**What is expected**
Every line of the material is to be quoted verbatim, minus the pictures.

[begin Supplied records]

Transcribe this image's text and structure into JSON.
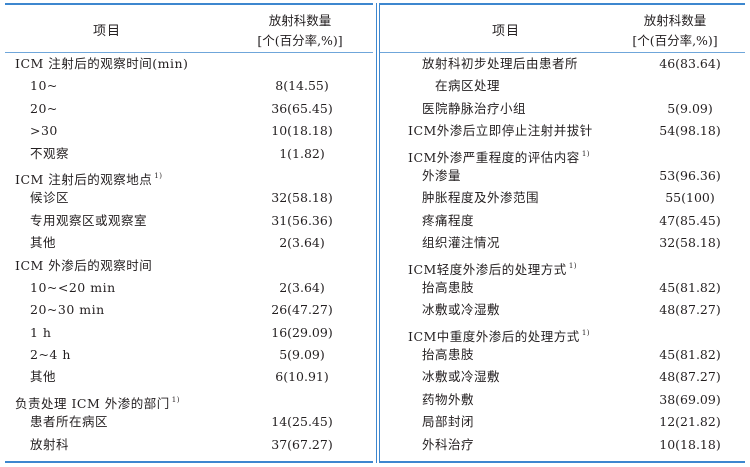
{
  "colors": {
    "rule": "#3d87cf",
    "text": "#231f20"
  },
  "header": {
    "item": "项目",
    "value_line1": "放射科数量",
    "value_line2": "[个(百分率,%)]"
  },
  "left_rows": [
    {
      "level": 0,
      "label": "ICM 注射后的观察时间(min)",
      "value": ""
    },
    {
      "level": 1,
      "label": "10~",
      "value": "8(14.55)"
    },
    {
      "level": 1,
      "label": "20~",
      "value": "36(65.45)"
    },
    {
      "level": 1,
      "label": ">30",
      "value": "10(18.18)"
    },
    {
      "level": 1,
      "label": "不观察",
      "value": "1(1.82)"
    },
    {
      "level": 0,
      "label": "ICM 注射后的观察地点",
      "note": "1)",
      "value": ""
    },
    {
      "level": 1,
      "label": "候诊区",
      "value": "32(58.18)"
    },
    {
      "level": 1,
      "label": "专用观察区或观察室",
      "value": "31(56.36)"
    },
    {
      "level": 1,
      "label": "其他",
      "value": "2(3.64)"
    },
    {
      "level": 0,
      "label": "ICM 外渗后的观察时间",
      "value": ""
    },
    {
      "level": 1,
      "label": "10~<20  min",
      "value": "2(3.64)"
    },
    {
      "level": 1,
      "label": "20~30  min",
      "value": "26(47.27)"
    },
    {
      "level": 1,
      "label": "1  h",
      "value": "16(29.09)"
    },
    {
      "level": 1,
      "label": "2~4  h",
      "value": "5(9.09)"
    },
    {
      "level": 1,
      "label": "其他",
      "value": "6(10.91)"
    },
    {
      "level": 0,
      "label": "负责处理 ICM 外渗的部门",
      "note": "1)",
      "value": ""
    },
    {
      "level": 1,
      "label": "患者所在病区",
      "value": "14(25.45)"
    },
    {
      "level": 1,
      "label": "放射科",
      "value": "37(67.27)"
    }
  ],
  "right_rows": [
    {
      "level": 1,
      "label": "放射科初步处理后由患者所",
      "value": "46(83.64)"
    },
    {
      "level": 2,
      "label": "在病区处理",
      "value": ""
    },
    {
      "level": 1,
      "label": "医院静脉治疗小组",
      "value": "5(9.09)"
    },
    {
      "level": 0,
      "label": "ICM外渗后立即停止注射并拔针",
      "value": "54(98.18)"
    },
    {
      "level": 0,
      "label": "ICM外渗严重程度的评估内容",
      "note": "1)",
      "value": ""
    },
    {
      "level": 1,
      "label": "外渗量",
      "value": "53(96.36)"
    },
    {
      "level": 1,
      "label": "肿胀程度及外渗范围",
      "value": "55(100)"
    },
    {
      "level": 1,
      "label": "疼痛程度",
      "value": "47(85.45)"
    },
    {
      "level": 1,
      "label": "组织灌注情况",
      "value": "32(58.18)"
    },
    {
      "level": 0,
      "label": "ICM轻度外渗后的处理方式",
      "note": "1)",
      "value": ""
    },
    {
      "level": 1,
      "label": "抬高患肢",
      "value": "45(81.82)"
    },
    {
      "level": 1,
      "label": "冰敷或冷湿敷",
      "value": "48(87.27)"
    },
    {
      "level": 0,
      "label": "ICM中重度外渗后的处理方式",
      "note": "1)",
      "value": ""
    },
    {
      "level": 1,
      "label": "抬高患肢",
      "value": "45(81.82)"
    },
    {
      "level": 1,
      "label": "冰敷或冷湿敷",
      "value": "48(87.27)"
    },
    {
      "level": 1,
      "label": "药物外敷",
      "value": "38(69.09)"
    },
    {
      "level": 1,
      "label": "局部封闭",
      "value": "12(21.82)"
    },
    {
      "level": 1,
      "label": "外科治疗",
      "value": "10(18.18)"
    }
  ]
}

[end Supplied records]

**The response**
Transcribe this image's text and structure into JSON.
{
  "colors": {
    "rule": "#3d87cf",
    "text": "#231f20"
  },
  "header": {
    "item": "项目",
    "value_line1": "放射科数量",
    "value_line2": "[个(百分率,%)]"
  },
  "left_rows": [
    {
      "level": 0,
      "label": "ICM 注射后的观察时间(min)",
      "value": ""
    },
    {
      "level": 1,
      "label": "10~",
      "value": "8(14.55)"
    },
    {
      "level": 1,
      "label": "20~",
      "value": "36(65.45)"
    },
    {
      "level": 1,
      "label": ">30",
      "value": "10(18.18)"
    },
    {
      "level": 1,
      "label": "不观察",
      "value": "1(1.82)"
    },
    {
      "level": 0,
      "label": "ICM 注射后的观察地点",
      "note": "1)",
      "value": ""
    },
    {
      "level": 1,
      "label": "候诊区",
      "value": "32(58.18)"
    },
    {
      "level": 1,
      "label": "专用观察区或观察室",
      "value": "31(56.36)"
    },
    {
      "level": 1,
      "label": "其他",
      "value": "2(3.64)"
    },
    {
      "level": 0,
      "label": "ICM 外渗后的观察时间",
      "value": ""
    },
    {
      "level": 1,
      "label": "10~<20  min",
      "value": "2(3.64)"
    },
    {
      "level": 1,
      "label": "20~30  min",
      "value": "26(47.27)"
    },
    {
      "level": 1,
      "label": "1  h",
      "value": "16(29.09)"
    },
    {
      "level": 1,
      "label": "2~4  h",
      "value": "5(9.09)"
    },
    {
      "level": 1,
      "label": "其他",
      "value": "6(10.91)"
    },
    {
      "level": 0,
      "label": "负责处理 ICM 外渗的部门",
      "note": "1)",
      "value": ""
    },
    {
      "level": 1,
      "label": "患者所在病区",
      "value": "14(25.45)"
    },
    {
      "level": 1,
      "label": "放射科",
      "value": "37(67.27)"
    }
  ],
  "right_rows": [
    {
      "level": 1,
      "label": "放射科初步处理后由患者所",
      "value": "46(83.64)"
    },
    {
      "level": 2,
      "label": "在病区处理",
      "value": ""
    },
    {
      "level": 1,
      "label": "医院静脉治疗小组",
      "value": "5(9.09)"
    },
    {
      "level": 0,
      "label": "ICM外渗后立即停止注射并拔针",
      "value": "54(98.18)"
    },
    {
      "level": 0,
      "label": "ICM外渗严重程度的评估内容",
      "note": "1)",
      "value": ""
    },
    {
      "level": 1,
      "label": "外渗量",
      "value": "53(96.36)"
    },
    {
      "level": 1,
      "label": "肿胀程度及外渗范围",
      "value": "55(100)"
    },
    {
      "level": 1,
      "label": "疼痛程度",
      "value": "47(85.45)"
    },
    {
      "level": 1,
      "label": "组织灌注情况",
      "value": "32(58.18)"
    },
    {
      "level": 0,
      "label": "ICM轻度外渗后的处理方式",
      "note": "1)",
      "value": ""
    },
    {
      "level": 1,
      "label": "抬高患肢",
      "value": "45(81.82)"
    },
    {
      "level": 1,
      "label": "冰敷或冷湿敷",
      "value": "48(87.27)"
    },
    {
      "level": 0,
      "label": "ICM中重度外渗后的处理方式",
      "note": "1)",
      "value": ""
    },
    {
      "level": 1,
      "label": "抬高患肢",
      "value": "45(81.82)"
    },
    {
      "level": 1,
      "label": "冰敷或冷湿敷",
      "value": "48(87.27)"
    },
    {
      "level": 1,
      "label": "药物外敷",
      "value": "38(69.09)"
    },
    {
      "level": 1,
      "label": "局部封闭",
      "value": "12(21.82)"
    },
    {
      "level": 1,
      "label": "外科治疗",
      "value": "10(18.18)"
    }
  ]
}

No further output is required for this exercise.